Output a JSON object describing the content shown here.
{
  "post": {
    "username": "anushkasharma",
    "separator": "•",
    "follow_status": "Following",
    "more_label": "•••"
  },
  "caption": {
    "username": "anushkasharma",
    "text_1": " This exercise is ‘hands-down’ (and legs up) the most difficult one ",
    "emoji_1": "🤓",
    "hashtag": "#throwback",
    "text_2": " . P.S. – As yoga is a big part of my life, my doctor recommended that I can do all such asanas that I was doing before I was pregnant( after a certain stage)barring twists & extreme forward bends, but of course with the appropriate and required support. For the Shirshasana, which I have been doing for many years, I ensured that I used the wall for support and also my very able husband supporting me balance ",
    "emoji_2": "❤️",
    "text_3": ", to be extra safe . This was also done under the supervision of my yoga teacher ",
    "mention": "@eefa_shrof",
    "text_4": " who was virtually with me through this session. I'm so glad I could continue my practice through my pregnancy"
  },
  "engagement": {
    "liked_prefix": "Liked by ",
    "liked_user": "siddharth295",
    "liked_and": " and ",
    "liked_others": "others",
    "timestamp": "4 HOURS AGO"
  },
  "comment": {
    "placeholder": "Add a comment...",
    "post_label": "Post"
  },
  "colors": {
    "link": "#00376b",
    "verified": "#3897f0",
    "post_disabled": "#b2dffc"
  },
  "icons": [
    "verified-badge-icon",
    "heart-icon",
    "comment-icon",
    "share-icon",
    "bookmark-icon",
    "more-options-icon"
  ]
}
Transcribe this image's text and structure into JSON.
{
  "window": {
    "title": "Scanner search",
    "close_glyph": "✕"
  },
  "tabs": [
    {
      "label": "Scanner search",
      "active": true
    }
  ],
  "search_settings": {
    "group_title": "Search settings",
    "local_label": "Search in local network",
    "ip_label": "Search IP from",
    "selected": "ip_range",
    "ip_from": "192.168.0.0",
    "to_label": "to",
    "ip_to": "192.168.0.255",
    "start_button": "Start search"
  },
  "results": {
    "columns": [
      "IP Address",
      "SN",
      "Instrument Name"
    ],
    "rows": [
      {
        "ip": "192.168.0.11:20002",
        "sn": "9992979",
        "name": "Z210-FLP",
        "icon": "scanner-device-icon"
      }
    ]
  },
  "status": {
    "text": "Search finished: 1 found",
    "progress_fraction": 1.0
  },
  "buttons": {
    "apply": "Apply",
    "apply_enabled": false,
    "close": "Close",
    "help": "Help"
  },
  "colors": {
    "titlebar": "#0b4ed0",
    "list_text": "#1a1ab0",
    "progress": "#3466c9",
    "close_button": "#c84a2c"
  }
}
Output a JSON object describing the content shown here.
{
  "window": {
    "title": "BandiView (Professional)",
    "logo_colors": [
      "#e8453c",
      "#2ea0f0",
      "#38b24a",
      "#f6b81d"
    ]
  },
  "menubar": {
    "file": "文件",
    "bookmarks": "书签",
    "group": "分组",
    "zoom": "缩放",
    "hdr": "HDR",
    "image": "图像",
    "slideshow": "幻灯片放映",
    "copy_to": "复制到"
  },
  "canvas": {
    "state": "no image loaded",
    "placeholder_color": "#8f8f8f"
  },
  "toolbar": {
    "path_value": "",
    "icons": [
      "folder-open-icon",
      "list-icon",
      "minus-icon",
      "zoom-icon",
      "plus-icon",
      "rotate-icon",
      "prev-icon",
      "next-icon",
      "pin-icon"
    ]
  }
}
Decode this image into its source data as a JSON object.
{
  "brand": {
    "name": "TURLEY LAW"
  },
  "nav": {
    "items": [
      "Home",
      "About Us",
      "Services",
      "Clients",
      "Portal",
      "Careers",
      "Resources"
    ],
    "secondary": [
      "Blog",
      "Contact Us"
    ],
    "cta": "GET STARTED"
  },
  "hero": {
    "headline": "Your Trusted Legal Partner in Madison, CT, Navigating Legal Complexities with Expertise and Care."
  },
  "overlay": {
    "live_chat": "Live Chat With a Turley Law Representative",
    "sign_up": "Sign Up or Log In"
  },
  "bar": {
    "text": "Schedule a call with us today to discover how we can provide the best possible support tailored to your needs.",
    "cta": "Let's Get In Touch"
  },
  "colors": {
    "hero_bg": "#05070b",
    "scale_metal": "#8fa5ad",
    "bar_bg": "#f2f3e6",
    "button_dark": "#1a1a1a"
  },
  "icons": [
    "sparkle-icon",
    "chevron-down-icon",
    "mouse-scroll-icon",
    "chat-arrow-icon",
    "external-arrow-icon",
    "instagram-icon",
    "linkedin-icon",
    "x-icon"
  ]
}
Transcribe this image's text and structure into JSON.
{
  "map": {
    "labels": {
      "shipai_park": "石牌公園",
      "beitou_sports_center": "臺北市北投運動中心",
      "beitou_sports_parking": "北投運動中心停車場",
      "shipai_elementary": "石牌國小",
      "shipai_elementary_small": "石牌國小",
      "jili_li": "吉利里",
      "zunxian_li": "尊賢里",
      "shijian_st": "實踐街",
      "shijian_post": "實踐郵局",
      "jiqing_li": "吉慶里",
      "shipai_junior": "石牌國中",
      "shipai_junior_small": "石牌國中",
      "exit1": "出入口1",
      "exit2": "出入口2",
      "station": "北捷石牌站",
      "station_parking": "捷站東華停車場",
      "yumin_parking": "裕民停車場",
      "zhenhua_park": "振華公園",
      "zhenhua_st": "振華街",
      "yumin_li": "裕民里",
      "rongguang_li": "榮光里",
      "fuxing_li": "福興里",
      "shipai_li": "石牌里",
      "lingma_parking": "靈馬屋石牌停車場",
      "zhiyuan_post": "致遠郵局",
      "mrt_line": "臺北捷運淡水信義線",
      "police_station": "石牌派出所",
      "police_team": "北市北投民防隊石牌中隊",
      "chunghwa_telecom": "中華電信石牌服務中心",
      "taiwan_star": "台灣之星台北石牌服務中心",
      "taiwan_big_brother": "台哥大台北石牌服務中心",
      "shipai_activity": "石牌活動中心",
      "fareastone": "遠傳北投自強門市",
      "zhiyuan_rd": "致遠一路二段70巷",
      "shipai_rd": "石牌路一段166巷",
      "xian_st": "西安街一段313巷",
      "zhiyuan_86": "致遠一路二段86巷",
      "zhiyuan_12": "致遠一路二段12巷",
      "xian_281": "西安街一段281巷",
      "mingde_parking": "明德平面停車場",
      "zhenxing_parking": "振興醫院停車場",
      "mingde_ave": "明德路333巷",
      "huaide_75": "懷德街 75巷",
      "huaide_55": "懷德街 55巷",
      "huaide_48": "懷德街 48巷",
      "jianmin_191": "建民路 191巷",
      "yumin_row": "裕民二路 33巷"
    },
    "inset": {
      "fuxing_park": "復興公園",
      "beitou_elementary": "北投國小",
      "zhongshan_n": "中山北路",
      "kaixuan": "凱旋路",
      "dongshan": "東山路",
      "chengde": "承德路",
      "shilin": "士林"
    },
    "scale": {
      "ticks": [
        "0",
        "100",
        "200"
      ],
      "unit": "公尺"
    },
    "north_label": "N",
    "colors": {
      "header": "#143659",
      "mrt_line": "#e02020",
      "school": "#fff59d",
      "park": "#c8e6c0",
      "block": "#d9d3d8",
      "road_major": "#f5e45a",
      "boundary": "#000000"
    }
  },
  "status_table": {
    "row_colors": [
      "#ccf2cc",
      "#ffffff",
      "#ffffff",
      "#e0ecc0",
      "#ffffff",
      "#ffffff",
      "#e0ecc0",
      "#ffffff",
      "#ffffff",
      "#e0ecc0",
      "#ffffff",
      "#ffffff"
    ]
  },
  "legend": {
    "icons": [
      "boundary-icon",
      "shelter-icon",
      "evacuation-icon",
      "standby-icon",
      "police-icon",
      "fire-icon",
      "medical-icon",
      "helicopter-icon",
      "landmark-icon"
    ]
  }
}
########################################
### WHAT THE EXERCISE ASKS:
Write the material out exactly, with nothing left out.

### TASK OUTPUT:
Output a JSON object describing the content shown here.
{
  "post": {
    "username": "anushkasharma",
    "separator": "•",
    "follow_status": "Following",
    "more_label": "•••"
  },
  "caption": {
    "username": "anushkasharma",
    "text_1": " This exercise is ‘hands-down’ (and legs up) the most difficult one ",
    "emoji_1": "🤓",
    "hashtag": "#throwback",
    "text_2": " . P.S. – As yoga is a big part of my life, my doctor recommended that I can do all such asanas that I was doing before I was pregnant( after a certain stage)barring twists & extreme forward bends, but of course with the appropriate and required support. For the Shirshasana, which I have been doing for many years, I ensured that I used the wall for support and also my very able husband supporting me balance ",
    "emoji_2": "❤️",
    "text_3": ", to be extra safe . This was also done under the supervision of my yoga teacher ",
    "mention": "@eefa_shrof",
    "text_4": " who was virtually with me through this session. I'm so glad I could continue my practice through my pregnancy"
  },
  "engagement": {
    "liked_prefix": "Liked by ",
    "liked_user": "siddharth295",
    "liked_and": " and ",
    "liked_others": "others",
    "timestamp": "4 HOURS AGO"
  },
  "comment": {
    "placeholder": "Add a comment...",
    "post_label": "Post"
  },
  "colors": {
    "link": "#00376b",
    "verified": "#3897f0",
    "post_disabled": "#b2dffc"
  },
  "icons": [
    "verified-badge-icon",
    "heart-icon",
    "comment-icon",
    "share-icon",
    "bookmark-icon",
    "more-options-icon"
  ]
}
Transcribe this image's text and structure into JSON.
{
  "window": {
    "title": "Scanner search",
    "close_glyph": "✕"
  },
  "tabs": [
    {
      "label": "Scanner search",
      "active": true
    }
  ],
  "search_settings": {
    "group_title": "Search settings",
    "local_label": "Search in local network",
    "ip_label": "Search IP from",
    "selected": "ip_range",
    "ip_from": "192.168.0.0",
    "to_label": "to",
    "ip_to": "192.168.0.255",
    "start_button": "Start search"
  },
  "results": {
    "columns": [
      "IP Address",
      "SN",
      "Instrument Name"
    ],
    "rows": [
      {
        "ip": "192.168.0.11:20002",
        "sn": "9992979",
        "name": "Z210-FLP",
        "icon": "scanner-device-icon"
      }
    ]
  },
  "status": {
    "text": "Search finished: 1 found",
    "progress_fraction": 1.0
  },
  "buttons": {
    "apply": "Apply",
    "apply_enabled": false,
    "close": "Close",
    "help": "Help"
  },
  "colors": {
    "titlebar": "#0b4ed0",
    "list_text": "#1a1ab0",
    "progress": "#3466c9",
    "close_button": "#c84a2c"
  }
}
Output a JSON object describing the content shown here.
{
  "window": {
    "title": "BandiView (Professional)",
    "logo_colors": [
      "#e8453c",
      "#2ea0f0",
      "#38b24a",
      "#f6b81d"
    ]
  },
  "menubar": {
    "file": "文件",
    "bookmarks": "书签",
    "group": "分组",
    "zoom": "缩放",
    "hdr": "HDR",
    "image": "图像",
    "slideshow": "幻灯片放映",
    "copy_to": "复制到"
  },
  "canvas": {
    "state": "no image loaded",
    "placeholder_color": "#8f8f8f"
  },
  "toolbar": {
    "path_value": "",
    "icons": [
      "folder-open-icon",
      "list-icon",
      "minus-icon",
      "zoom-icon",
      "plus-icon",
      "rotate-icon",
      "prev-icon",
      "next-icon",
      "pin-icon"
    ]
  }
}
Decode this image into its source data as a JSON object.
{
  "brand": {
    "name": "TURLEY LAW"
  },
  "nav": {
    "items": [
      "Home",
      "About Us",
      "Services",
      "Clients",
      "Portal",
      "Careers",
      "Resources"
    ],
    "secondary": [
      "Blog",
      "Contact Us"
    ],
    "cta": "GET STARTED"
  },
  "hero": {
    "headline": "Your Trusted Legal Partner in Madison, CT, Navigating Legal Complexities with Expertise and Care."
  },
  "overlay": {
    "live_chat": "Live Chat With a Turley Law Representative",
    "sign_up": "Sign Up or Log In"
  },
  "bar": {
    "text": "Schedule a call with us today to discover how we can provide the best possible support tailored to your needs.",
    "cta": "Let's Get In Touch"
  },
  "colors": {
    "hero_bg": "#05070b",
    "scale_metal": "#8fa5ad",
    "bar_bg": "#f2f3e6",
    "button_dark": "#1a1a1a"
  },
  "icons": [
    "sparkle-icon",
    "chevron-down-icon",
    "mouse-scroll-icon",
    "chat-arrow-icon",
    "external-arrow-icon",
    "instagram-icon",
    "linkedin-icon",
    "x-icon"
  ]
}
Transcribe this image's text and structure into JSON.
{
  "map": {
    "labels": {
      "shipai_park": "石牌公園",
      "beitou_sports_center": "臺北市北投運動中心",
      "beitou_sports_parking": "北投運動中心停車場",
      "shipai_elementary": "石牌國小",
      "shipai_elementary_small": "石牌國小",
      "jili_li": "吉利里",
      "zunxian_li": "尊賢里",
      "shijian_st": "實踐街",
      "shijian_post": "實踐郵局",
      "jiqing_li": "吉慶里",
      "shipai_junior": "石牌國中",
      "shipai_junior_small": "石牌國中",
      "exit1": "出入口1",
      "exit2": "出入口2",
      "station": "北捷石牌站",
      "station_parking": "捷站東華停車場",
      "yumin_parking": "裕民停車場",
      "zhenhua_park": "振華公園",
      "zhenhua_st": "振華街",
      "yumin_li": "裕民里",
      "rongguang_li": "榮光里",
      "fuxing_li": "福興里",
      "shipai_li": "石牌里",
      "lingma_parking": "靈馬屋石牌停車場",
      "zhiyuan_post": "致遠郵局",
      "mrt_line": "臺北捷運淡水信義線",
      "police_station": "石牌派出所",
      "police_team": "北市北投民防隊石牌中隊",
      "chunghwa_telecom": "中華電信石牌服務中心",
      "taiwan_star": "台灣之星台北石牌服務中心",
      "taiwan_big_brother": "台哥大台北石牌服務中心",
      "shipai_activity": "石牌活動中心",
      "fareastone": "遠傳北投自強門市",
      "zhiyuan_rd": "致遠一路二段70巷",
      "shipai_rd": "石牌路一段166巷",
      "xian_st": "西安街一段313巷",
      "zhiyuan_86": "致遠一路二段86巷",
      "zhiyuan_12": "致遠一路二段12巷",
      "xian_281": "西安街一段281巷",
      "mingde_parking": "明德平面停車場",
      "zhenxing_parking": "振興醫院停車場",
      "mingde_ave": "明德路333巷",
      "huaide_75": "懷德街 75巷",
      "huaide_55": "懷德街 55巷",
      "huaide_48": "懷德街 48巷",
      "jianmin_191": "建民路 191巷",
      "yumin_row": "裕民二路 33巷"
    },
    "inset": {
      "fuxing_park": "復興公園",
      "beitou_elementary": "北投國小",
      "zhongshan_n": "中山北路",
      "kaixuan": "凱旋路",
      "dongshan": "東山路",
      "chengde": "承德路",
      "shilin": "士林"
    },
    "scale": {
      "ticks": [
        "0",
        "100",
        "200"
      ],
      "unit": "公尺"
    },
    "north_label": "N",
    "colors": {
      "header": "#143659",
      "mrt_line": "#e02020",
      "school": "#fff59d",
      "park": "#c8e6c0",
      "block": "#d9d3d8",
      "road_major": "#f5e45a",
      "boundary": "#000000"
    }
  },
  "status_table": {
    "row_colors": [
      "#ccf2cc",
      "#ffffff",
      "#ffffff",
      "#e0ecc0",
      "#ffffff",
      "#ffffff",
      "#e0ecc0",
      "#ffffff",
      "#ffffff",
      "#e0ecc0",
      "#ffffff",
      "#ffffff"
    ]
  },
  "legend": {
    "icons": [
      "boundary-icon",
      "shelter-icon",
      "evacuation-icon",
      "standby-icon",
      "police-icon",
      "fire-icon",
      "medical-icon",
      "helicopter-icon",
      "landmark-icon"
    ]
  }
}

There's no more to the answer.